* **Problem details**
Quote the records beneath, complete and exact. Leave out images.

* **Data shown**
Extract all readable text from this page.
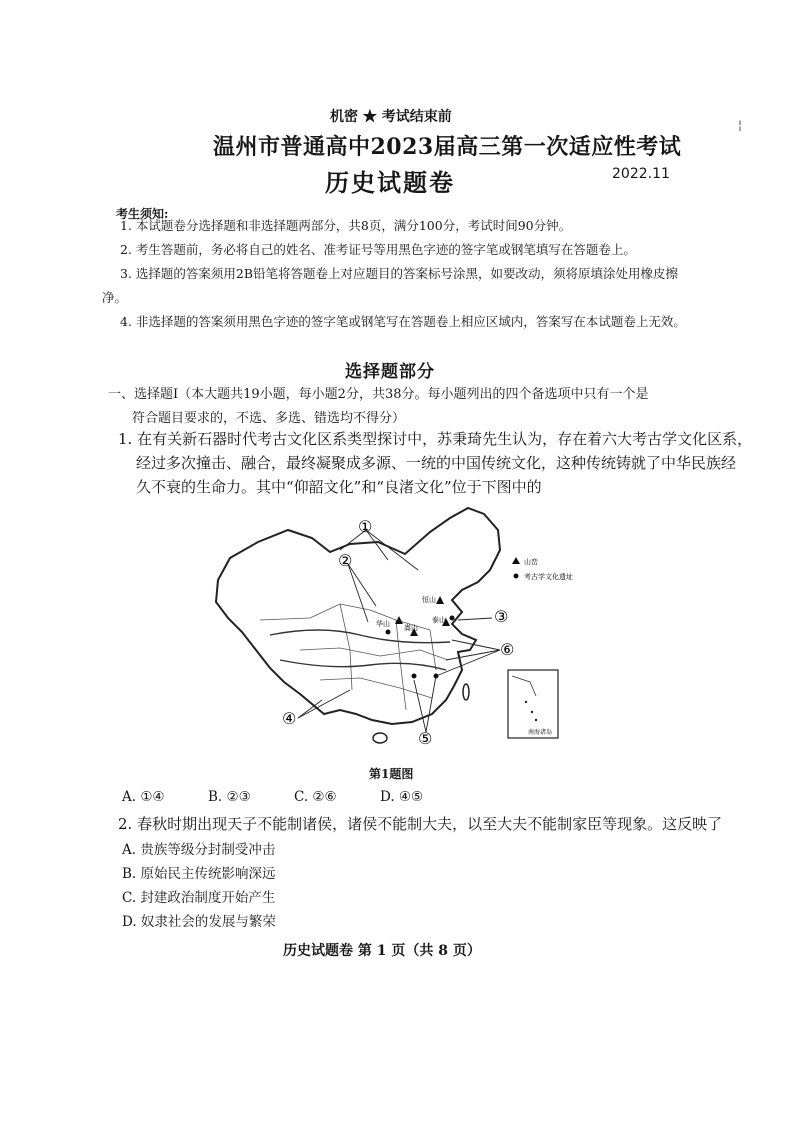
¦
机密 ★ 考试结束前
温州市普通高中2023届高三第一次适应性考试
历史试题卷	2022.11
考生须知:
1. 本试题卷分选择题和非选择题两部分，共8页，满分100分，考试时间90分钟。
2. 考生答题前，务必将自己的姓名、准考证号等用黑色字迹的签字笔或钢笔填写在答题卷上。
3. 选择题的答案须用2B铅笔将答题卷上对应题目的答案标号涂黑，如要改动，须将原填涂处用橡皮擦净。
4. 非选择题的答案须用黑色字迹的签字笔或钢笔写在答题卷上相应区域内，答案写在本试题卷上无效。
选择题部分
一、选择题Ⅰ（本大题共19小题，每小题2分，共38分。每小题列出的四个备选项中只有一个是
符合题目要求的，不选、多选、错选均不得分）
1. 在有关新石器时代考古文化区系类型探讨中，苏秉琦先生认为，存在着六大考古学文化区系，
经过多次撞击、融合，最终凝聚成多源、一统的中国传统文化，这种传统铸就了中华民族经
久不衰的生命力。其中“仰韶文化”和“良渚文化”位于下图中的
①
②
③
④
⑤
⑥
恒山
华山 嵩山
泰山
山峦
考古学文化遗址
南海诸岛
第1题图
A. ①④	B. ②③	C. ②⑥	D. ④⑤
2. 春秋时期出现天子不能制诸侯，诸侯不能制大夫，以至大夫不能制家臣等现象。这反映了
A. 贵族等级分封制受冲击
B. 原始民主传统影响深远
C. 封建政治制度开始产生
D. 奴隶社会的发展与繁荣
历史试题卷 第 1 页（共 8 页）
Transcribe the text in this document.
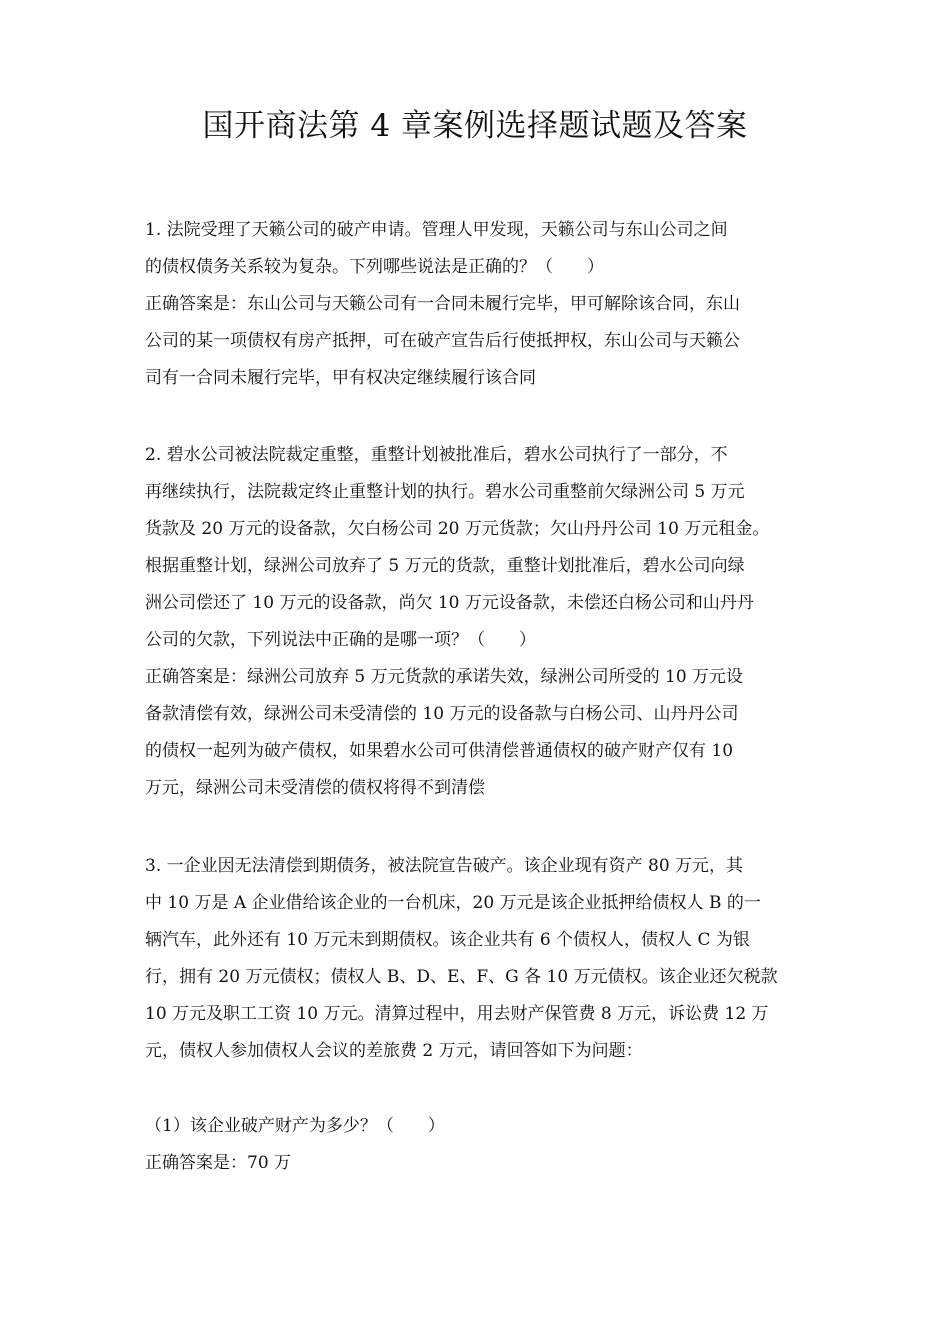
国开商法第 4 章案例选择题试题及答案
1. 法院受理了天籁公司的破产申请。管理人甲发现，天籁公司与东山公司之间
的债权债务关系较为复杂。下列哪些说法是正确的？（　　）
正确答案是：东山公司与天籁公司有一合同未履行完毕，甲可解除该合同，东山
公司的某一项债权有房产抵押，可在破产宣告后行使抵押权，东山公司与天籁公
司有一合同未履行完毕，甲有权决定继续履行该合同
2. 碧水公司被法院裁定重整，重整计划被批准后，碧水公司执行了一部分，不
再继续执行，法院裁定终止重整计划的执行。碧水公司重整前欠绿洲公司 5 万元
货款及 20 万元的设备款，欠白杨公司 20 万元货款；欠山丹丹公司 10 万元租金。
根据重整计划，绿洲公司放弃了 5 万元的货款，重整计划批准后，碧水公司向绿
洲公司偿还了 10 万元的设备款，尚欠 10 万元设备款，未偿还白杨公司和山丹丹
公司的欠款，下列说法中正确的是哪一项？（　　）
正确答案是：绿洲公司放弃 5 万元货款的承诺失效，绿洲公司所受的 10 万元设
备款清偿有效，绿洲公司未受清偿的 10 万元的设备款与白杨公司、山丹丹公司
的债权一起列为破产债权，如果碧水公司可供清偿普通债权的破产财产仅有 10
万元，绿洲公司未受清偿的债权将得不到清偿
3. 一企业因无法清偿到期债务，被法院宣告破产。该企业现有资产 80 万元，其
中 10 万是 A 企业借给该企业的一台机床，20 万元是该企业抵押给债权人 B 的一
辆汽车，此外还有 10 万元未到期债权。该企业共有 6 个债权人，债权人 C 为银
行，拥有 20 万元债权；债权人 B、D、E、F、G 各 10 万元债权。该企业还欠税款
10 万元及职工工资 10 万元。清算过程中，用去财产保管费 8 万元，诉讼费 12 万
元，债权人参加债权人会议的差旅费 2 万元，请回答如下为问题：
（1）该企业破产财产为多少？（　　）
正确答案是：70 万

* **Answer for the task**
Extract all readable text from this page.
¦
机密 ★ 考试结束前
温州市普通高中2023届高三第一次适应性考试
历史试题卷	2022.11
考生须知:
1. 本试题卷分选择题和非选择题两部分，共8页，满分100分，考试时间90分钟。
2. 考生答题前，务必将自己的姓名、准考证号等用黑色字迹的签字笔或钢笔填写在答题卷上。
3. 选择题的答案须用2B铅笔将答题卷上对应题目的答案标号涂黑，如要改动，须将原填涂处用橡皮擦净。
4. 非选择题的答案须用黑色字迹的签字笔或钢笔写在答题卷上相应区域内，答案写在本试题卷上无效。
选择题部分
一、选择题Ⅰ（本大题共19小题，每小题2分，共38分。每小题列出的四个备选项中只有一个是
符合题目要求的，不选、多选、错选均不得分）
1. 在有关新石器时代考古文化区系类型探讨中，苏秉琦先生认为，存在着六大考古学文化区系，
经过多次撞击、融合，最终凝聚成多源、一统的中国传统文化，这种传统铸就了中华民族经
久不衰的生命力。其中“仰韶文化”和“良渚文化”位于下图中的
①
②
③
④
⑤
⑥
恒山
华山 嵩山
泰山
山峦
考古学文化遗址
南海诸岛
第1题图
A. ①④	B. ②③	C. ②⑥	D. ④⑤
2. 春秋时期出现天子不能制诸侯，诸侯不能制大夫，以至大夫不能制家臣等现象。这反映了
A. 贵族等级分封制受冲击
B. 原始民主传统影响深远
C. 封建政治制度开始产生
D. 奴隶社会的发展与繁荣
历史试题卷 第 1 页（共 8 页）
Transcribe the text in this document.
国开商法第 4 章案例选择题试题及答案
1. 法院受理了天籁公司的破产申请。管理人甲发现，天籁公司与东山公司之间
的债权债务关系较为复杂。下列哪些说法是正确的？（　　）
正确答案是：东山公司与天籁公司有一合同未履行完毕，甲可解除该合同，东山
公司的某一项债权有房产抵押，可在破产宣告后行使抵押权，东山公司与天籁公
司有一合同未履行完毕，甲有权决定继续履行该合同
2. 碧水公司被法院裁定重整，重整计划被批准后，碧水公司执行了一部分，不
再继续执行，法院裁定终止重整计划的执行。碧水公司重整前欠绿洲公司 5 万元
货款及 20 万元的设备款，欠白杨公司 20 万元货款；欠山丹丹公司 10 万元租金。
根据重整计划，绿洲公司放弃了 5 万元的货款，重整计划批准后，碧水公司向绿
洲公司偿还了 10 万元的设备款，尚欠 10 万元设备款，未偿还白杨公司和山丹丹
公司的欠款，下列说法中正确的是哪一项？（　　）
正确答案是：绿洲公司放弃 5 万元货款的承诺失效，绿洲公司所受的 10 万元设
备款清偿有效，绿洲公司未受清偿的 10 万元的设备款与白杨公司、山丹丹公司
的债权一起列为破产债权，如果碧水公司可供清偿普通债权的破产财产仅有 10
万元，绿洲公司未受清偿的债权将得不到清偿
3. 一企业因无法清偿到期债务，被法院宣告破产。该企业现有资产 80 万元，其
中 10 万是 A 企业借给该企业的一台机床，20 万元是该企业抵押给债权人 B 的一
辆汽车，此外还有 10 万元未到期债权。该企业共有 6 个债权人，债权人 C 为银
行，拥有 20 万元债权；债权人 B、D、E、F、G 各 10 万元债权。该企业还欠税款
10 万元及职工工资 10 万元。清算过程中，用去财产保管费 8 万元，诉讼费 12 万
元，债权人参加债权人会议的差旅费 2 万元，请回答如下为问题：
（1）该企业破产财产为多少？（　　）
正确答案是：70 万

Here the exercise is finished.